Material for the task =>
>> Begin

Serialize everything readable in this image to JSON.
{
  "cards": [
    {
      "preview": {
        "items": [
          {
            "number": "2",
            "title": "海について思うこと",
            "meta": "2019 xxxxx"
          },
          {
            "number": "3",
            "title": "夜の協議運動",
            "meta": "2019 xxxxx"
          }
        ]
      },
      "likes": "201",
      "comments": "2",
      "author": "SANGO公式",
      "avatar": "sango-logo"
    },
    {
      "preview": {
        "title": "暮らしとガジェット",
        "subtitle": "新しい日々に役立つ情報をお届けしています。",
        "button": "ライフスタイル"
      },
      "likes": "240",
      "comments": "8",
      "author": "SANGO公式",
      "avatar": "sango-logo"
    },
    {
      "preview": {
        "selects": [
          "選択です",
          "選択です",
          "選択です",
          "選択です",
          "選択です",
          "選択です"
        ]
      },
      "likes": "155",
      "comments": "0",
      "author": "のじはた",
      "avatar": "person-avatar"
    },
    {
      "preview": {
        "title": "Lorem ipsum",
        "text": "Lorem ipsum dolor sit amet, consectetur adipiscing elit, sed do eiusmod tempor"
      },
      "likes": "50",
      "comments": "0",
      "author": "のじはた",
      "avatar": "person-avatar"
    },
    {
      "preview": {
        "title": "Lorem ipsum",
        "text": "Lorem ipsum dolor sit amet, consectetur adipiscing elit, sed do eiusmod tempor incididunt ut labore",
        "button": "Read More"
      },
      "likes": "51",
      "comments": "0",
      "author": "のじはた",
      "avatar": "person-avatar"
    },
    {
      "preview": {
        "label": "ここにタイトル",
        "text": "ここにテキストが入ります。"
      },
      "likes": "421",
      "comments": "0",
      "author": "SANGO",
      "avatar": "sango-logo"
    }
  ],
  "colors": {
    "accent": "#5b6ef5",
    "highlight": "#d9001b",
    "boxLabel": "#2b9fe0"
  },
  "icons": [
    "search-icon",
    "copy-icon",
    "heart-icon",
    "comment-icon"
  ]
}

>> End

Task to carry out => Return each line of the listing that holds the string "Lorem".

Written answer =>
        "title": "Lorem ipsum",
        "text": "Lorem ipsum dolor sit amet, consectetur adipiscing elit, sed do eiusmod tempor"
        "title": "Lorem ipsum",
        "text": "Lorem ipsum dolor sit amet, consectetur adipiscing elit, sed do eiusmod tempor incididunt ut labore",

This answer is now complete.